Provided information:
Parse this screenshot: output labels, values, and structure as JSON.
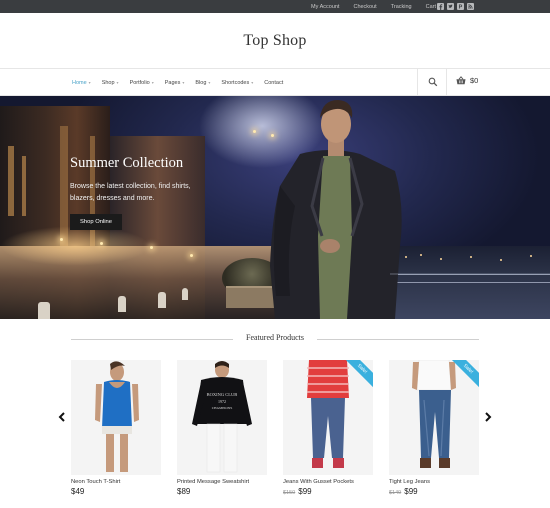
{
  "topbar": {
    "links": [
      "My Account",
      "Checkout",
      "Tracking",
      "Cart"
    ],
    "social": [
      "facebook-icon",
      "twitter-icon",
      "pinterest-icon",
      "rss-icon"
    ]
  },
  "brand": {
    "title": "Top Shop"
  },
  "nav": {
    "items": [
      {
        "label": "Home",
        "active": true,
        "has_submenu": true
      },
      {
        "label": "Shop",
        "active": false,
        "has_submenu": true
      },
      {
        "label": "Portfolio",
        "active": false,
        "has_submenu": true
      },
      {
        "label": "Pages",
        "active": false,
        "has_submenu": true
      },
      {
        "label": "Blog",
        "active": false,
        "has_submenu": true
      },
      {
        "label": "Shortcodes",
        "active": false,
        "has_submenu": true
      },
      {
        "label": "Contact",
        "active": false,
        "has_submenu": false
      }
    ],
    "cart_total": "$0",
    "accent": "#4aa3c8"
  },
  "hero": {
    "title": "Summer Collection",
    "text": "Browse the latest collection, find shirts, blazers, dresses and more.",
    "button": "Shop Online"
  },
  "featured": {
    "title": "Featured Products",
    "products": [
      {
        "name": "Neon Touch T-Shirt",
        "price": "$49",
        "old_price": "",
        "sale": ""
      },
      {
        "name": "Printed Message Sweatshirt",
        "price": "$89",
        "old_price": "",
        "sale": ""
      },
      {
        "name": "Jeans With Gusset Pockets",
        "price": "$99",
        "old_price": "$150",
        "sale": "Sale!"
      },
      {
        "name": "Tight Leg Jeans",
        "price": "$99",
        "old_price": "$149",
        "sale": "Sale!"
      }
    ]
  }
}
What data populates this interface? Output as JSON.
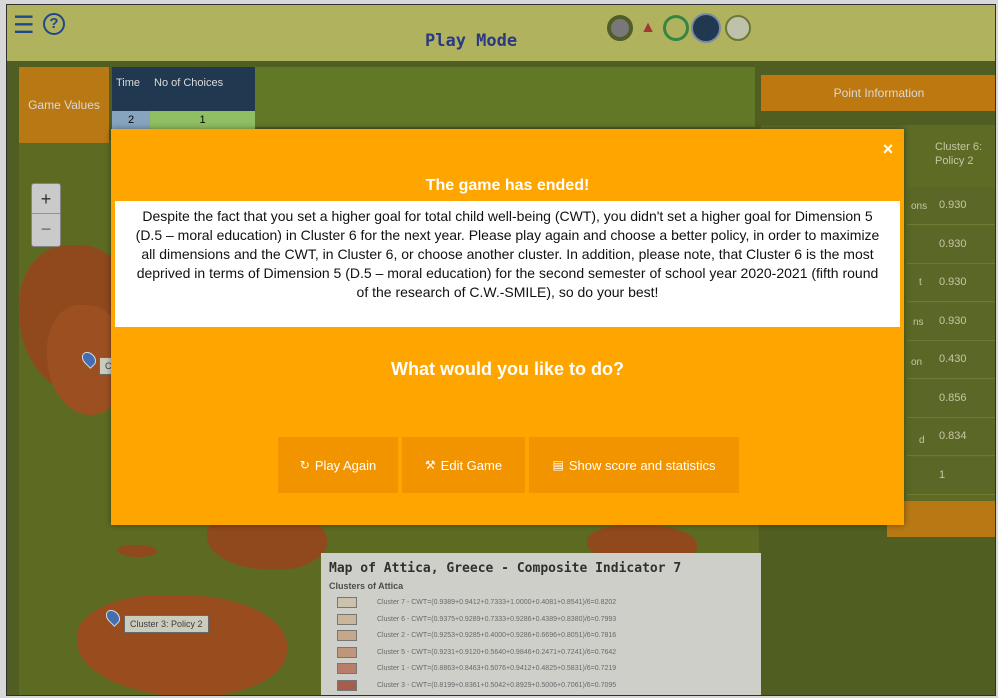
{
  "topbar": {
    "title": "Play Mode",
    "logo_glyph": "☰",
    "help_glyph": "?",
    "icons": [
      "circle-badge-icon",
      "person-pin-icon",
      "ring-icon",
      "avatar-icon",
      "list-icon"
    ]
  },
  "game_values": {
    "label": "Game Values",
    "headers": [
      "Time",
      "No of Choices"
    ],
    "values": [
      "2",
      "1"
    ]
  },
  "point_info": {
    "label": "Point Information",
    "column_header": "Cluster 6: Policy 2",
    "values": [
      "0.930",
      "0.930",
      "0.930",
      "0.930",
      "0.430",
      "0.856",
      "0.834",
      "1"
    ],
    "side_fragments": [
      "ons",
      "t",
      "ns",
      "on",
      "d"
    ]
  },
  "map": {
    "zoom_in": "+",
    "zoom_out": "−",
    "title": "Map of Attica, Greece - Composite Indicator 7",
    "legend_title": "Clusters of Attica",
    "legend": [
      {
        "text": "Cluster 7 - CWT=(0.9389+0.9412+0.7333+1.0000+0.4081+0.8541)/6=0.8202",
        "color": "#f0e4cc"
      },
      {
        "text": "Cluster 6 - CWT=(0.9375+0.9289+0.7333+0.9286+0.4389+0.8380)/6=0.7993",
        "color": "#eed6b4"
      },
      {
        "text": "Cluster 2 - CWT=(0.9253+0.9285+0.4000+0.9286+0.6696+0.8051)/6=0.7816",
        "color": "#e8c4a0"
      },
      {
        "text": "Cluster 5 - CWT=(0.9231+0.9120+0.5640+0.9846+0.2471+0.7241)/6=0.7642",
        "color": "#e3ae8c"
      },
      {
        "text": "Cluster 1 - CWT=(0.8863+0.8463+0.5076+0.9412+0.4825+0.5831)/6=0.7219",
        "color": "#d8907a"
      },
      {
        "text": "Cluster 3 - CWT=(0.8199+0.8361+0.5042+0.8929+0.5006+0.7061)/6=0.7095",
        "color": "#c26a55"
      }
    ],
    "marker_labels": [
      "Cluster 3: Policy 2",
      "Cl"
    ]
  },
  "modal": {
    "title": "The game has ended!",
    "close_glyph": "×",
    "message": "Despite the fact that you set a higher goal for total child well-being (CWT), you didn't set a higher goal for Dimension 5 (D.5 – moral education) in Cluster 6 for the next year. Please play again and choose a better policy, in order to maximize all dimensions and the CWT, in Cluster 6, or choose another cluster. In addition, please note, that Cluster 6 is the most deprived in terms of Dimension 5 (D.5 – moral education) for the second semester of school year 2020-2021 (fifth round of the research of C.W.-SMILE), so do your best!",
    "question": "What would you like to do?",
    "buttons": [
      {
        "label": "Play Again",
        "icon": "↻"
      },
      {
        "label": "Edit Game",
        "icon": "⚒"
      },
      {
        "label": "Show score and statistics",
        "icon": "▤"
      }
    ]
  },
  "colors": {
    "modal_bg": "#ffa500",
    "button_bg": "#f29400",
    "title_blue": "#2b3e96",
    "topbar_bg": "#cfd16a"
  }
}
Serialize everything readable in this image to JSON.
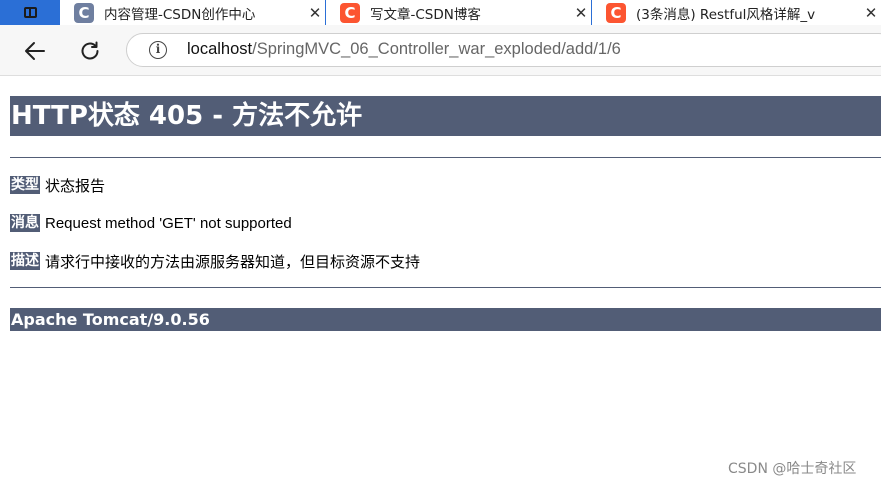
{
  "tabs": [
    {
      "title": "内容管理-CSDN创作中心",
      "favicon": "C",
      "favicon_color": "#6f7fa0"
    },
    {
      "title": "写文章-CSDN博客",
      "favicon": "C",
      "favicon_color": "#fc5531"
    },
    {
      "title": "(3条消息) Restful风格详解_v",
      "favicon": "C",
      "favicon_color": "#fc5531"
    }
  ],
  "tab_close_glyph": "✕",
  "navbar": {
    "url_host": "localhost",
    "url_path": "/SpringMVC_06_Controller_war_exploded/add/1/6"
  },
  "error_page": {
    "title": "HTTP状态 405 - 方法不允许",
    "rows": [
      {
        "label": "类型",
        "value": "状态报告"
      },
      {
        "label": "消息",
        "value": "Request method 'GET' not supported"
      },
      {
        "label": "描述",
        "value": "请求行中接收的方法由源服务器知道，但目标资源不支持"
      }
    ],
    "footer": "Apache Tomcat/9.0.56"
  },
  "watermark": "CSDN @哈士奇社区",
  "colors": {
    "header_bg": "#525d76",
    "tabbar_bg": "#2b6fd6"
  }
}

Problem requirements: Your task is to gather every line with the word "JSON" and copy it.

Written reply:
Parse this screenshot: output labels, values, and structure as JSON.
What data populates this interface? Output as JSON.
Serialize everything readable in this image to JSON.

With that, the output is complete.